- _DATA EXCERPTS_:
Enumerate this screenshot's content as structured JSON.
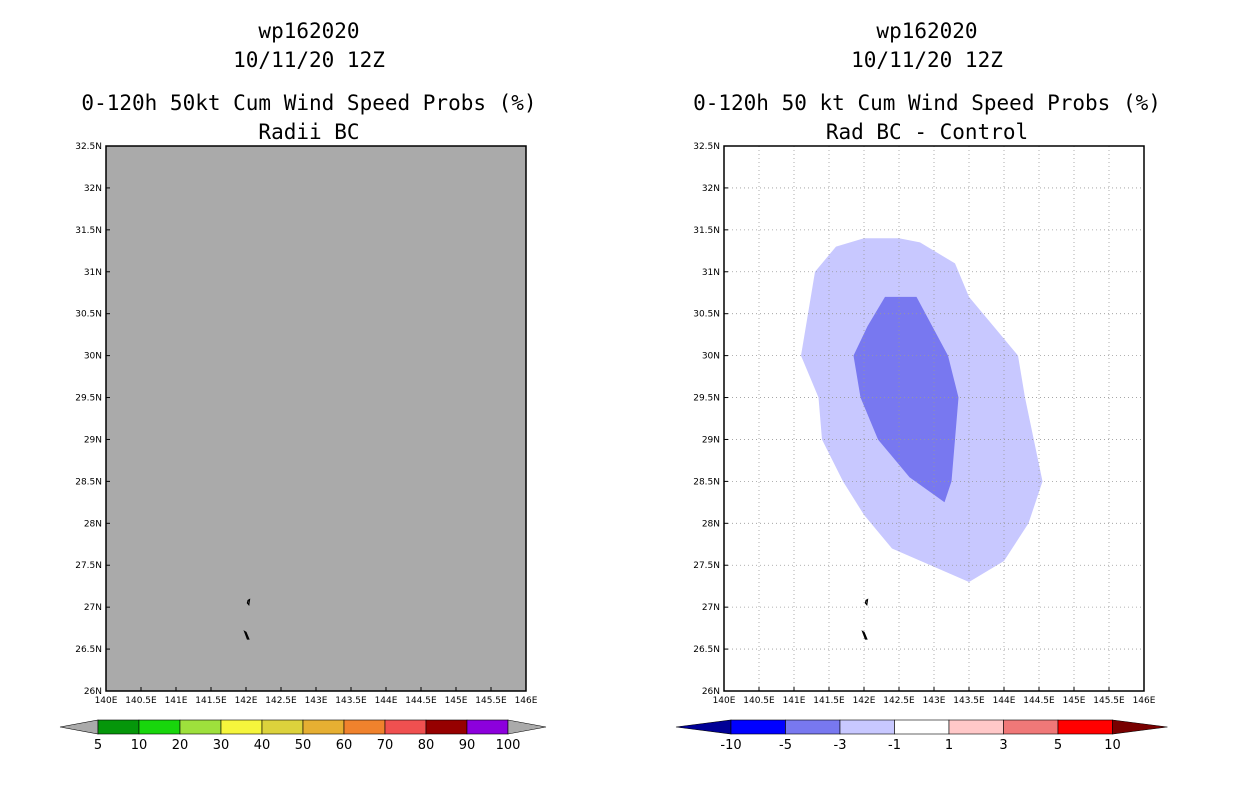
{
  "chart_data": [
    {
      "type": "heatmap",
      "title": "wp162020",
      "datetime": "10/11/20 12Z",
      "subtitle": "0-120h 50kt Cum Wind Speed Probs (%)",
      "subtitle2": "Radii BC",
      "xlim": [
        140,
        146
      ],
      "ylim": [
        26,
        32.5
      ],
      "x_ticks": [
        140,
        140.5,
        141,
        141.5,
        142,
        142.5,
        143,
        143.5,
        144,
        144.5,
        145,
        145.5,
        146
      ],
      "x_tick_labels": [
        "140E",
        "140.5E",
        "141E",
        "141.5E",
        "142E",
        "142.5E",
        "143E",
        "143.5E",
        "144E",
        "144.5E",
        "145E",
        "145.5E",
        "146E"
      ],
      "y_ticks": [
        26,
        26.5,
        27,
        27.5,
        28,
        28.5,
        29,
        29.5,
        30,
        30.5,
        31,
        31.5,
        32,
        32.5
      ],
      "y_tick_labels": [
        "26N",
        "26.5N",
        "27N",
        "27.5N",
        "28N",
        "28.5N",
        "29N",
        "29.5N",
        "30N",
        "30.5N",
        "31N",
        "31.5N",
        "32N",
        "32.5N"
      ],
      "grid": false,
      "background": "#aaaaaa",
      "islands": [
        {
          "name": "island-north",
          "points": [
            [
              142.03,
              27.08
            ],
            [
              142.05,
              27.09
            ],
            [
              142.04,
              27.03
            ],
            [
              142.02,
              27.05
            ]
          ]
        },
        {
          "name": "island-south",
          "points": [
            [
              141.98,
              26.71
            ],
            [
              142.0,
              26.7
            ],
            [
              142.04,
              26.62
            ],
            [
              142.02,
              26.62
            ]
          ]
        }
      ],
      "contours": [],
      "colorbar": {
        "labels": [
          "5",
          "10",
          "20",
          "30",
          "40",
          "50",
          "60",
          "70",
          "80",
          "90",
          "100"
        ],
        "colors": [
          "#05960a",
          "#18d60c",
          "#9ee03c",
          "#f5f53c",
          "#dcd23c",
          "#e6af32",
          "#f0822d",
          "#f05050",
          "#960000",
          "#8c00dc"
        ],
        "end_colors": [
          "#aaaaaa",
          "#aaaaaa"
        ]
      }
    },
    {
      "type": "heatmap",
      "title": "wp162020",
      "datetime": "10/11/20 12Z",
      "subtitle": "0-120h 50 kt Cum Wind Speed Probs (%)",
      "subtitle2": "Rad BC - Control",
      "xlim": [
        140,
        146
      ],
      "ylim": [
        26,
        32.5
      ],
      "x_ticks": [
        140,
        140.5,
        141,
        141.5,
        142,
        142.5,
        143,
        143.5,
        144,
        144.5,
        145,
        145.5,
        146
      ],
      "x_tick_labels": [
        "140E",
        "140.5E",
        "141E",
        "141.5E",
        "142E",
        "142.5E",
        "143E",
        "143.5E",
        "144E",
        "144.5E",
        "145E",
        "145.5E",
        "146E"
      ],
      "y_ticks": [
        26,
        26.5,
        27,
        27.5,
        28,
        28.5,
        29,
        29.5,
        30,
        30.5,
        31,
        31.5,
        32,
        32.5
      ],
      "y_tick_labels": [
        "26N",
        "26.5N",
        "27N",
        "27.5N",
        "28N",
        "28.5N",
        "29N",
        "29.5N",
        "30N",
        "30.5N",
        "31N",
        "31.5N",
        "32N",
        "32.5N"
      ],
      "grid": true,
      "background": "#ffffff",
      "islands": [
        {
          "name": "island-north",
          "points": [
            [
              142.03,
              27.08
            ],
            [
              142.05,
              27.09
            ],
            [
              142.04,
              27.03
            ],
            [
              142.02,
              27.05
            ]
          ]
        },
        {
          "name": "island-south",
          "points": [
            [
              141.98,
              26.71
            ],
            [
              142.0,
              26.7
            ],
            [
              142.04,
              26.62
            ],
            [
              142.02,
              26.62
            ]
          ]
        }
      ],
      "contours": [
        {
          "level": "-3 to -1",
          "color": "#c8c8ff",
          "points": [
            [
              142.5,
              31.4
            ],
            [
              142.8,
              31.35
            ],
            [
              143.3,
              31.1
            ],
            [
              143.5,
              30.7
            ],
            [
              144.2,
              30.0
            ],
            [
              144.3,
              29.5
            ],
            [
              144.55,
              28.5
            ],
            [
              144.35,
              28.0
            ],
            [
              144.0,
              27.55
            ],
            [
              143.5,
              27.3
            ],
            [
              142.95,
              27.5
            ],
            [
              142.4,
              27.7
            ],
            [
              142.0,
              28.1
            ],
            [
              141.7,
              28.5
            ],
            [
              141.4,
              29.0
            ],
            [
              141.35,
              29.5
            ],
            [
              141.1,
              30.0
            ],
            [
              141.2,
              30.5
            ],
            [
              141.3,
              31.0
            ],
            [
              141.6,
              31.3
            ],
            [
              142.0,
              31.4
            ]
          ]
        },
        {
          "level": "-5 to -3",
          "color": "#7878f0",
          "points": [
            [
              142.3,
              30.7
            ],
            [
              142.75,
              30.7
            ],
            [
              143.2,
              30.0
            ],
            [
              143.35,
              29.5
            ],
            [
              143.25,
              28.5
            ],
            [
              143.15,
              28.25
            ],
            [
              142.65,
              28.55
            ],
            [
              142.2,
              29.0
            ],
            [
              141.95,
              29.5
            ],
            [
              141.85,
              30.0
            ],
            [
              142.05,
              30.35
            ]
          ]
        }
      ],
      "colorbar": {
        "labels": [
          "-10",
          "-5",
          "-3",
          "-1",
          "1",
          "3",
          "5",
          "10"
        ],
        "colors": [
          "#0000ff",
          "#7878f0",
          "#c8c8ff",
          "#ffffff",
          "#ffc8c8",
          "#f07878",
          "#ff0000"
        ],
        "end_colors": [
          "#000096",
          "#780000"
        ]
      }
    }
  ]
}
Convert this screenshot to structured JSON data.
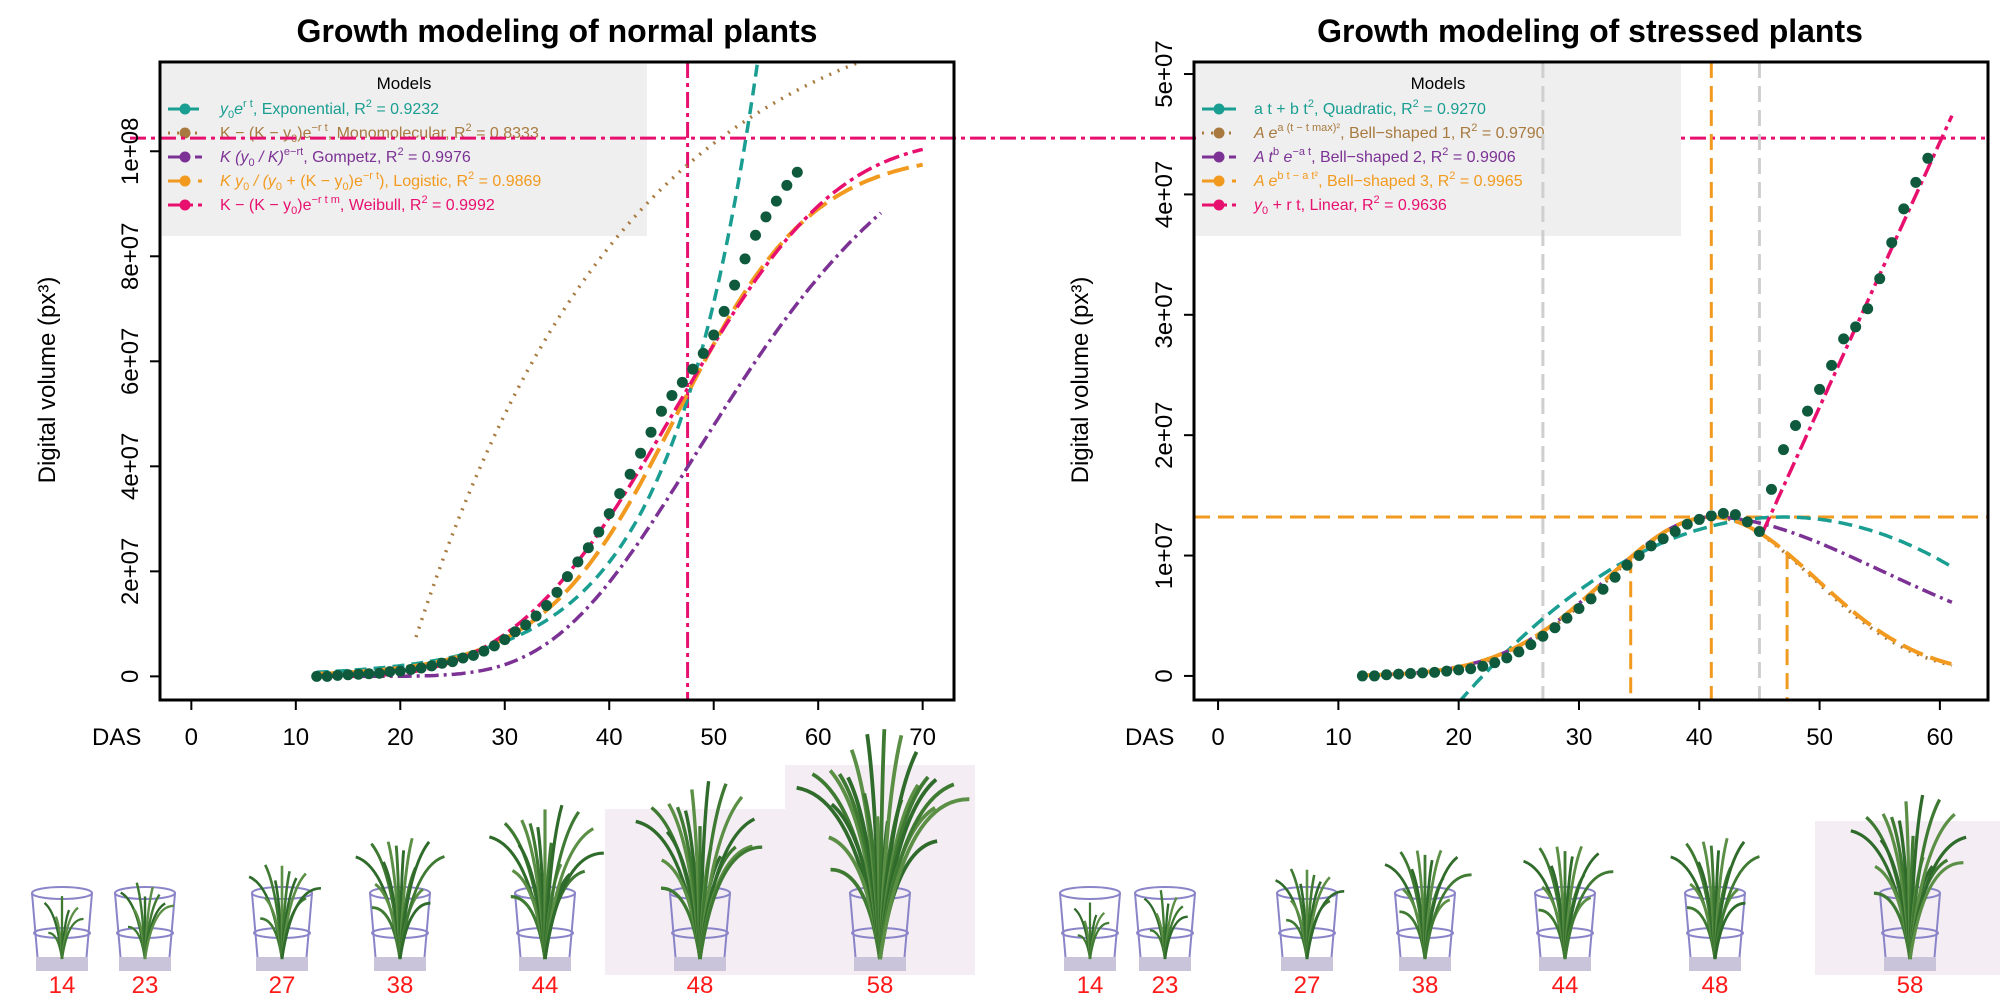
{
  "chart_data": [
    {
      "type": "line",
      "title": "Growth modeling of normal plants",
      "xlabel": "DAS",
      "ylabel": "Digital volume (px³)",
      "xlim": [
        -3,
        73
      ],
      "ylim": [
        -4500000,
        117000000
      ],
      "x_ticks": [
        0,
        10,
        20,
        30,
        40,
        50,
        60,
        70
      ],
      "y_ticks": [
        0,
        20000000,
        40000000,
        60000000,
        80000000,
        100000000
      ],
      "y_tick_labels": [
        "0",
        "2e+07",
        "4e+07",
        "6e+07",
        "8e+07",
        "1e+08"
      ],
      "legend_title": "Models",
      "legend_placement": "top-left",
      "series": [
        {
          "formula": "y₀e^(rt)",
          "name": "Exponential",
          "r2": "R² = 0.9232",
          "color": "#1a9e92",
          "dash": "12,7",
          "marker": "dot",
          "label_parts": [
            "y",
            "0",
            "e",
            "r t",
            ", Exponential,    R",
            "2",
            " = 0.9232"
          ]
        },
        {
          "formula": "K − (K − y₀)e^(−rt)",
          "name": "Monomolecular",
          "r2": "R² = 0.8333",
          "color": "#a87a3f",
          "dash": "2,7",
          "marker": "dot",
          "label_parts": [
            "K − (K − y",
            "0",
            ")e",
            "−r t",
            ", Monomolecular,    R",
            "2",
            " = 0.8333"
          ]
        },
        {
          "formula": "K(y₀/K)^(e^(−rt))",
          "name": "Gompetz",
          "r2": "R² = 0.9976",
          "color": "#7b3294",
          "dash": "14,5,3,5",
          "marker": "dot",
          "label_parts": [
            "K (y",
            "0",
            " / K)",
            "e−rt",
            ", Gompetz,    R",
            "2",
            " = 0.9976"
          ]
        },
        {
          "formula": "Ky₀/(y₀ + (K − y₀)e^(−rt))",
          "name": "Logistic",
          "r2": "R² = 0.9869",
          "color": "#f29a1f",
          "dash": "22,8",
          "marker": "dot",
          "label_parts": [
            "K y",
            "0",
            " / (y",
            "0",
            " + (K − y",
            "0",
            ")e",
            "−r t",
            "), Logistic,    R",
            "2",
            " = 0.9869"
          ]
        },
        {
          "formula": "K − (K − y₀)e^(−rt^m)",
          "name": "Weibull",
          "r2": "R² = 0.9992",
          "color": "#e8106f",
          "dash": "16,5,4,5",
          "marker": "dot",
          "label_parts": [
            "K − (K − y",
            "0",
            ")e",
            "−r t m",
            ", Weibull,    R",
            "2",
            " = 0.9992"
          ]
        }
      ],
      "observed_color": "#0f5a3c",
      "observed": {
        "x": [
          12,
          13,
          14,
          15,
          16,
          17,
          18,
          19,
          20,
          21,
          22,
          23,
          24,
          25,
          26,
          27,
          28,
          29,
          30,
          31,
          32,
          33,
          34,
          35,
          36,
          37,
          38,
          39,
          40,
          41,
          42,
          43,
          44,
          45,
          46,
          47,
          48,
          49,
          50,
          51,
          52,
          53,
          54,
          55,
          56,
          57,
          58
        ],
        "y": [
          0,
          0,
          200000,
          300000,
          400000,
          500000,
          600000,
          900000,
          1000000,
          1300000,
          1600000,
          2000000,
          2500000,
          2800000,
          3500000,
          4000000,
          4800000,
          5800000,
          7000000,
          8500000,
          9800000,
          11500000,
          13500000,
          16000000,
          19000000,
          21800000,
          24500000,
          27500000,
          31000000,
          34800000,
          38500000,
          42500000,
          46500000,
          50500000,
          53500000,
          56000000,
          58500000,
          61500000,
          65000000,
          69500000,
          74500000,
          79500000,
          84000000,
          87500000,
          90500000,
          93500000,
          96000000
        ]
      },
      "reference_lines": {
        "vertical_x": 47.5,
        "horizontal_y": 102500000,
        "color": "#e8106f"
      }
    },
    {
      "type": "line",
      "title": "Growth modeling of stressed plants",
      "xlabel": "DAS",
      "ylabel": "Digital volume (px³)",
      "xlim": [
        -2,
        64
      ],
      "ylim": [
        -2000000,
        51000000
      ],
      "x_ticks": [
        0,
        10,
        20,
        30,
        40,
        50,
        60
      ],
      "y_ticks": [
        0,
        10000000,
        20000000,
        30000000,
        40000000,
        50000000
      ],
      "y_tick_labels": [
        "0",
        "1e+07",
        "2e+07",
        "3e+07",
        "4e+07",
        "5e+07"
      ],
      "legend_title": "Models",
      "legend_placement": "top-left",
      "series": [
        {
          "name": "Quadratic",
          "r2": "R² = 0.9270",
          "color": "#1a9e92",
          "dash": "14,7",
          "label_parts": [
            "a t + b t",
            "2",
            ", Quadratic,    R",
            "2",
            " = 0.9270"
          ]
        },
        {
          "name": "Bell−shaped 1",
          "r2": "R² = 0.9790",
          "color": "#a87a3f",
          "dash": "2,7",
          "label_parts": [
            "A e",
            "a (t − t max)²",
            ", Bell−shaped 1,    R",
            "2",
            " = 0.9790"
          ]
        },
        {
          "name": "Bell−shaped 2",
          "r2": "R² = 0.9906",
          "color": "#7b3294",
          "dash": "14,5,3,5",
          "label_parts": [
            "A t",
            "b",
            " e",
            "−a t",
            ", Bell−shaped 2,    R",
            "2",
            " = 0.9906"
          ]
        },
        {
          "name": "Bell−shaped 3",
          "r2": "R² = 0.9965",
          "color": "#f29a1f",
          "dash": "22,8",
          "label_parts": [
            "A e",
            "b t − a t²",
            ", Bell−shaped 3,    R",
            "2",
            " = 0.9965"
          ]
        },
        {
          "name": "Linear",
          "r2": "R² = 0.9636",
          "color": "#e8106f",
          "dash": "16,5,4,5",
          "label_parts": [
            "y",
            "0",
            " + r t, Linear,    R",
            "2",
            " = 0.9636"
          ]
        }
      ],
      "observed_color": "#0f5a3c",
      "observed": {
        "x": [
          12,
          13,
          14,
          15,
          16,
          17,
          18,
          19,
          20,
          21,
          22,
          23,
          24,
          25,
          26,
          27,
          28,
          29,
          30,
          31,
          32,
          33,
          34,
          35,
          36,
          37,
          38,
          39,
          40,
          41,
          42,
          43,
          44,
          45,
          46,
          47,
          48,
          49,
          50,
          51,
          52,
          53,
          54,
          55,
          56,
          57,
          58,
          59
        ],
        "y": [
          0,
          0,
          100000,
          150000,
          200000,
          250000,
          300000,
          400000,
          500000,
          600000,
          800000,
          1100000,
          1500000,
          2000000,
          2600000,
          3300000,
          4000000,
          4800000,
          5600000,
          6400000,
          7200000,
          8200000,
          9200000,
          10000000,
          10800000,
          11400000,
          12000000,
          12600000,
          13000000,
          13300000,
          13500000,
          13400000,
          12800000,
          12000000,
          15500000,
          18800000,
          20800000,
          22000000,
          23800000,
          25800000,
          28000000,
          29000000,
          30500000,
          33000000,
          36000000,
          38800000,
          41000000,
          43000000
        ]
      },
      "reference_lines": {
        "vertical_x": [
          27,
          41,
          45
        ],
        "horizontal_y": 13200000,
        "drop_x": [
          34.3,
          47.3
        ],
        "color": "#f29a1f"
      }
    }
  ],
  "photos_left": {
    "day_labels": [
      "14",
      "23",
      "27",
      "38",
      "44",
      "48",
      "58"
    ],
    "sizes": [
      0.15,
      0.22,
      0.32,
      0.45,
      0.58,
      0.68,
      0.9
    ]
  },
  "photos_right": {
    "day_labels": [
      "14",
      "23",
      "27",
      "38",
      "44",
      "48",
      "58"
    ],
    "sizes": [
      0.12,
      0.18,
      0.3,
      0.4,
      0.42,
      0.45,
      0.62
    ]
  }
}
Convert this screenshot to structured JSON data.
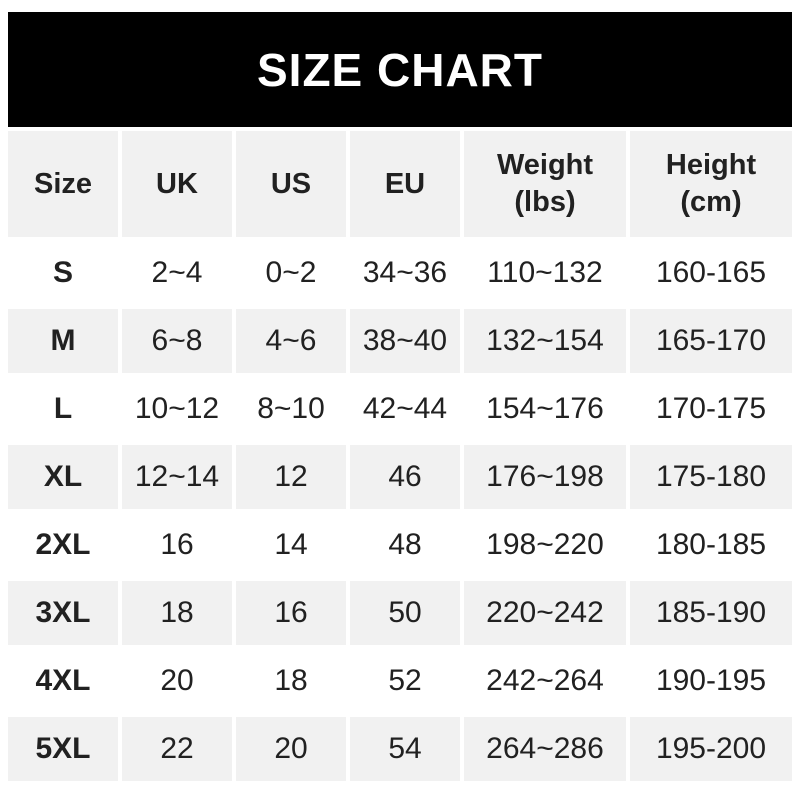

- _REQUIREMENTS_: Search the entries for the word "Probs", then gather every line that has it.

- _RESULT_:
      "subtitle": "0-120h 50kt Cum Wind Speed Probs (%)",
      "subtitle": "0-120h 50 kt Cum Wind Speed Probs (%)",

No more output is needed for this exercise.